(Lines of data)

========

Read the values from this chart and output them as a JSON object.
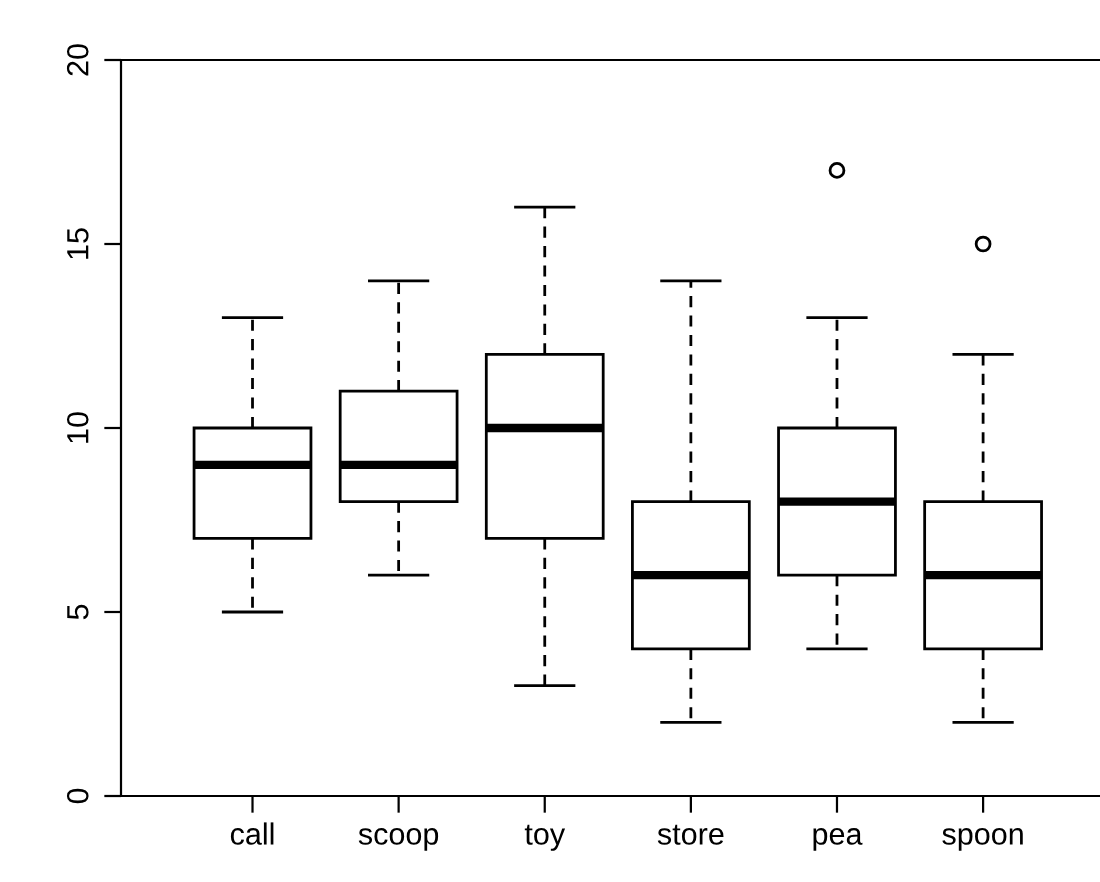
{
  "chart_data": {
    "type": "box",
    "categories": [
      "call",
      "scoop",
      "toy",
      "store",
      "pea",
      "spoon"
    ],
    "boxes": [
      {
        "low": 5,
        "q1": 7,
        "median": 9,
        "q3": 10,
        "high": 13
      },
      {
        "low": 6,
        "q1": 8,
        "median": 9,
        "q3": 11,
        "high": 14
      },
      {
        "low": 3,
        "q1": 7,
        "median": 10,
        "q3": 12,
        "high": 16
      },
      {
        "low": 2,
        "q1": 4,
        "median": 6,
        "q3": 8,
        "high": 14
      },
      {
        "low": 4,
        "q1": 6,
        "median": 8,
        "q3": 10,
        "high": 13,
        "outliers": [
          17
        ]
      },
      {
        "low": 2,
        "q1": 4,
        "median": 6,
        "q3": 8,
        "high": 12,
        "outliers": [
          15
        ]
      }
    ],
    "color": "#ffffff",
    "ylim": [
      0,
      20
    ],
    "yticks": [
      0,
      5,
      10,
      15,
      20
    ],
    "grid": false,
    "line_style": "dashed"
  }
}
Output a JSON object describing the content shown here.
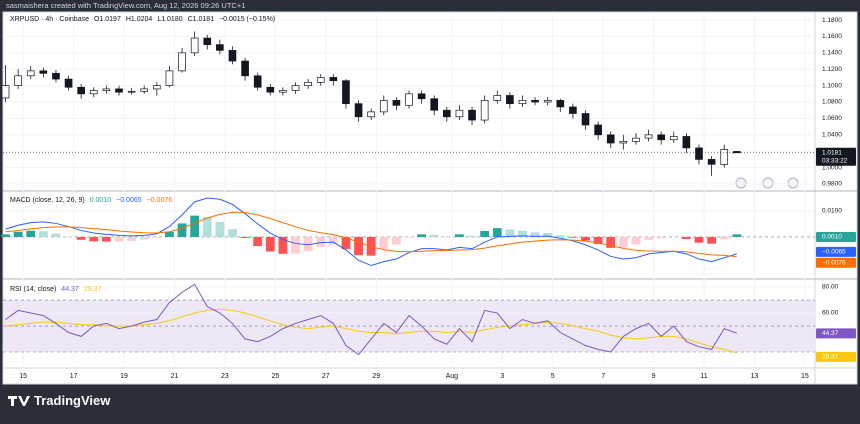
{
  "header": {
    "caption": "sasmaishera created with TradingView.com, Aug 12, 2026 09:26 UTC+1"
  },
  "footer": {
    "brand": "TradingView"
  },
  "chart_data": [
    {
      "type": "candlestick",
      "legend": [
        "XRPUSD · 4h · Coinbase",
        "O1.0197",
        "H1.0204",
        "L1.0180",
        "C1.0181",
        "−0.0015 (−0.15%)"
      ],
      "last_price_label": "1.0181",
      "countdown": "03:33:22",
      "xlim": [
        14.2,
        46.4
      ],
      "xticks": [
        15,
        17,
        19,
        21,
        23,
        25,
        27,
        29,
        {
          "value": 32,
          "label": "Aug"
        },
        {
          "value": 34,
          "label": "3"
        },
        {
          "value": 36,
          "label": "5"
        },
        {
          "value": 38,
          "label": "7"
        },
        {
          "value": 40,
          "label": "9"
        },
        {
          "value": 42,
          "label": "11"
        },
        {
          "value": 44,
          "label": "13"
        },
        {
          "value": 46,
          "label": "15"
        }
      ],
      "ylim": [
        0.9727,
        1.1898
      ],
      "yticks": [
        {
          "value": 1.18,
          "label": "1.1800"
        },
        {
          "value": 1.16,
          "label": "1.1600"
        },
        {
          "value": 1.14,
          "label": "1.1400"
        },
        {
          "value": 1.12,
          "label": "1.1200"
        },
        {
          "value": 1.1,
          "label": "1.1000"
        },
        {
          "value": 1.08,
          "label": "1.0800"
        },
        {
          "value": 1.06,
          "label": "1.0600"
        },
        {
          "value": 1.04,
          "label": "1.0400"
        },
        {
          "value": 1.02,
          "label": "1.0200"
        },
        {
          "value": 1.0,
          "label": "1.0000"
        },
        {
          "value": 0.98,
          "label": "0.9800"
        }
      ],
      "up_color": "#ffffff",
      "down_color": "#131722",
      "x": [
        14.3,
        14.8,
        15.3,
        15.8,
        16.3,
        16.8,
        17.3,
        17.8,
        18.3,
        18.8,
        19.3,
        19.8,
        20.3,
        20.8,
        21.3,
        21.8,
        22.3,
        22.8,
        23.3,
        23.8,
        24.3,
        24.8,
        25.3,
        25.8,
        26.3,
        26.8,
        27.3,
        27.8,
        28.3,
        28.8,
        29.3,
        29.8,
        30.3,
        30.8,
        31.3,
        31.8,
        32.3,
        32.8,
        33.3,
        33.8,
        34.3,
        34.8,
        35.3,
        35.8,
        36.3,
        36.8,
        37.3,
        37.8,
        38.3,
        38.8,
        39.3,
        39.8,
        40.3,
        40.8,
        41.3,
        41.8,
        42.3,
        42.8,
        43.3
      ],
      "candles": [
        [
          1.085,
          1.125,
          1.08,
          1.1
        ],
        [
          1.1,
          1.12,
          1.096,
          1.112
        ],
        [
          1.112,
          1.124,
          1.108,
          1.118
        ],
        [
          1.118,
          1.122,
          1.11,
          1.115
        ],
        [
          1.115,
          1.119,
          1.104,
          1.108
        ],
        [
          1.108,
          1.112,
          1.094,
          1.098
        ],
        [
          1.098,
          1.102,
          1.084,
          1.09
        ],
        [
          1.09,
          1.098,
          1.086,
          1.094
        ],
        [
          1.094,
          1.1,
          1.09,
          1.096
        ],
        [
          1.096,
          1.1,
          1.088,
          1.092
        ],
        [
          1.092,
          1.097,
          1.089,
          1.093
        ],
        [
          1.093,
          1.1,
          1.09,
          1.096
        ],
        [
          1.096,
          1.104,
          1.088,
          1.1
        ],
        [
          1.1,
          1.124,
          1.098,
          1.118
        ],
        [
          1.118,
          1.146,
          1.116,
          1.14
        ],
        [
          1.14,
          1.166,
          1.136,
          1.158
        ],
        [
          1.158,
          1.162,
          1.144,
          1.15
        ],
        [
          1.15,
          1.156,
          1.138,
          1.143
        ],
        [
          1.143,
          1.148,
          1.126,
          1.13
        ],
        [
          1.13,
          1.134,
          1.106,
          1.112
        ],
        [
          1.112,
          1.116,
          1.094,
          1.098
        ],
        [
          1.098,
          1.102,
          1.088,
          1.092
        ],
        [
          1.092,
          1.098,
          1.088,
          1.094
        ],
        [
          1.094,
          1.104,
          1.09,
          1.1
        ],
        [
          1.1,
          1.108,
          1.096,
          1.104
        ],
        [
          1.104,
          1.114,
          1.1,
          1.11
        ],
        [
          1.11,
          1.114,
          1.1,
          1.106
        ],
        [
          1.106,
          1.108,
          1.072,
          1.078
        ],
        [
          1.078,
          1.082,
          1.056,
          1.062
        ],
        [
          1.062,
          1.072,
          1.058,
          1.068
        ],
        [
          1.068,
          1.088,
          1.064,
          1.082
        ],
        [
          1.082,
          1.086,
          1.07,
          1.076
        ],
        [
          1.076,
          1.094,
          1.072,
          1.09
        ],
        [
          1.09,
          1.094,
          1.078,
          1.084
        ],
        [
          1.084,
          1.088,
          1.064,
          1.07
        ],
        [
          1.07,
          1.074,
          1.056,
          1.062
        ],
        [
          1.062,
          1.076,
          1.058,
          1.07
        ],
        [
          1.07,
          1.074,
          1.052,
          1.058
        ],
        [
          1.058,
          1.088,
          1.054,
          1.082
        ],
        [
          1.082,
          1.094,
          1.078,
          1.088
        ],
        [
          1.088,
          1.092,
          1.072,
          1.078
        ],
        [
          1.078,
          1.088,
          1.074,
          1.082
        ],
        [
          1.082,
          1.086,
          1.076,
          1.08
        ],
        [
          1.08,
          1.086,
          1.076,
          1.082
        ],
        [
          1.082,
          1.084,
          1.068,
          1.074
        ],
        [
          1.074,
          1.078,
          1.06,
          1.066
        ],
        [
          1.066,
          1.07,
          1.046,
          1.052
        ],
        [
          1.052,
          1.056,
          1.034,
          1.04
        ],
        [
          1.04,
          1.044,
          1.024,
          1.03
        ],
        [
          1.03,
          1.04,
          1.022,
          1.032
        ],
        [
          1.032,
          1.042,
          1.028,
          1.036
        ],
        [
          1.036,
          1.046,
          1.032,
          1.04
        ],
        [
          1.04,
          1.044,
          1.028,
          1.034
        ],
        [
          1.034,
          1.044,
          1.03,
          1.038
        ],
        [
          1.038,
          1.042,
          1.018,
          1.024
        ],
        [
          1.024,
          1.028,
          1.004,
          1.01
        ],
        [
          1.01,
          1.014,
          0.99,
          1.004
        ],
        [
          1.004,
          1.028,
          1.0,
          1.022
        ],
        [
          1.0197,
          1.0204,
          1.018,
          1.0181
        ]
      ]
    },
    {
      "type": "macd",
      "legend": [
        "MACD (close, 12, 26, 9)",
        "0.0010",
        "−0.0065",
        "−0.0076"
      ],
      "ylim": [
        -0.0158,
        0.0173
      ],
      "yticks": [
        {
          "value": 0.01,
          "label": "0.0100"
        }
      ],
      "zero_line": 0,
      "histogram_colors": [
        "#26a69a",
        "#b2dfdb",
        "#ffcdd2",
        "#ff5252"
      ],
      "series": [
        {
          "name": "MACD",
          "color": "#2962ff",
          "values": [
            0.003,
            0.0045,
            0.0055,
            0.0058,
            0.0052,
            0.004,
            0.0025,
            0.0015,
            0.001,
            0.0006,
            0.0004,
            0.0006,
            0.0012,
            0.004,
            0.0085,
            0.0135,
            0.015,
            0.0145,
            0.0125,
            0.009,
            0.005,
            0.0015,
            -0.001,
            -0.0025,
            -0.003,
            -0.0022,
            -0.002,
            -0.005,
            -0.009,
            -0.011,
            -0.0095,
            -0.0085,
            -0.006,
            -0.0045,
            -0.0045,
            -0.005,
            -0.004,
            -0.0045,
            -0.002,
            0,
            0.0002,
            0.0004,
            0.0002,
            0.0003,
            -0.0005,
            -0.0015,
            -0.003,
            -0.005,
            -0.0075,
            -0.0085,
            -0.008,
            -0.0065,
            -0.006,
            -0.0055,
            -0.0065,
            -0.0085,
            -0.0095,
            -0.008,
            -0.0065
          ]
        },
        {
          "name": "Signal",
          "color": "#ff6d00",
          "values": [
            0.002,
            0.0025,
            0.0031,
            0.0036,
            0.0039,
            0.0039,
            0.0036,
            0.0032,
            0.0028,
            0.0023,
            0.0019,
            0.0016,
            0.0015,
            0.002,
            0.0033,
            0.0053,
            0.0073,
            0.0087,
            0.0095,
            0.0094,
            0.0085,
            0.0071,
            0.0055,
            0.0039,
            0.0025,
            0.0016,
            0.0009,
            -0.0003,
            -0.002,
            -0.0038,
            -0.0049,
            -0.0056,
            -0.0057,
            -0.0055,
            -0.0053,
            -0.0052,
            -0.005,
            -0.0049,
            -0.0043,
            -0.0034,
            -0.0027,
            -0.002,
            -0.0016,
            -0.0012,
            -0.0011,
            -0.0012,
            -0.0016,
            -0.0023,
            -0.0033,
            -0.0044,
            -0.0051,
            -0.0054,
            -0.0055,
            -0.0055,
            -0.0057,
            -0.0063,
            -0.0069,
            -0.0071,
            -0.0076
          ]
        },
        {
          "name": "Histogram",
          "color": "#26a69a",
          "values": [
            0.001,
            0.002,
            0.0024,
            0.0022,
            0.0013,
            0.0001,
            -0.0011,
            -0.0017,
            -0.0018,
            -0.0017,
            -0.0015,
            -0.001,
            -0.0003,
            0.002,
            0.0052,
            0.0082,
            0.0077,
            0.0058,
            0.003,
            -0.0004,
            -0.0035,
            -0.0056,
            -0.0065,
            -0.0064,
            -0.0055,
            -0.0038,
            -0.0029,
            -0.0047,
            -0.007,
            -0.0072,
            -0.0046,
            -0.0029,
            -0.0003,
            0.001,
            0.0008,
            0.0002,
            0.001,
            0.0004,
            0.0023,
            0.0034,
            0.0029,
            0.0024,
            0.0018,
            0.0015,
            0.0006,
            -0.0003,
            -0.0014,
            -0.0027,
            -0.0042,
            -0.0041,
            -0.0029,
            -0.0011,
            -0.0005,
            0,
            -0.0008,
            -0.0022,
            -0.0026,
            -0.0009,
            0.001
          ]
        }
      ]
    },
    {
      "type": "rsi",
      "legend": [
        "RSI (14, close)",
        "44.37",
        "29.37"
      ],
      "ylim": [
        17.7,
        85.4
      ],
      "yticks": [
        {
          "value": 80,
          "label": "80.00"
        },
        {
          "value": 60,
          "label": "60.00"
        }
      ],
      "levels": [
        70,
        50,
        30
      ],
      "band_color": "#ede7f6",
      "series": [
        {
          "name": "RSI",
          "color": "#7e57c2",
          "values": [
            55,
            62,
            60,
            58,
            52,
            45,
            42,
            50,
            52,
            48,
            50,
            53,
            55,
            68,
            76,
            82,
            65,
            60,
            52,
            40,
            38,
            42,
            48,
            52,
            55,
            58,
            52,
            35,
            28,
            40,
            52,
            45,
            58,
            50,
            40,
            36,
            48,
            38,
            62,
            60,
            48,
            55,
            52,
            54,
            45,
            40,
            35,
            32,
            30,
            42,
            48,
            52,
            42,
            50,
            38,
            34,
            32,
            48,
            44.37
          ]
        },
        {
          "name": "RSI-based MA",
          "color": "#f9c80e",
          "values": [
            50,
            51,
            52,
            53,
            53,
            52,
            51,
            51,
            50,
            50,
            50,
            51,
            52,
            54,
            57,
            60,
            62,
            63,
            62,
            60,
            57,
            54,
            51,
            49,
            48,
            49,
            50,
            48,
            46,
            45,
            45,
            44,
            45,
            46,
            46,
            45,
            46,
            45,
            47,
            49,
            50,
            51,
            52,
            53,
            52,
            50,
            48,
            46,
            43,
            41,
            40,
            41,
            42,
            42,
            40,
            37,
            34,
            32,
            29.37
          ]
        }
      ]
    }
  ]
}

========

* **WHAT THE TASK REQUIRES**
Where a line of the records above holds the word "JSON", copy that line.

* **FULL ANSWER**
Read the values from this chart and output them as a JSON object.
Output a JSON object describing the content shown here.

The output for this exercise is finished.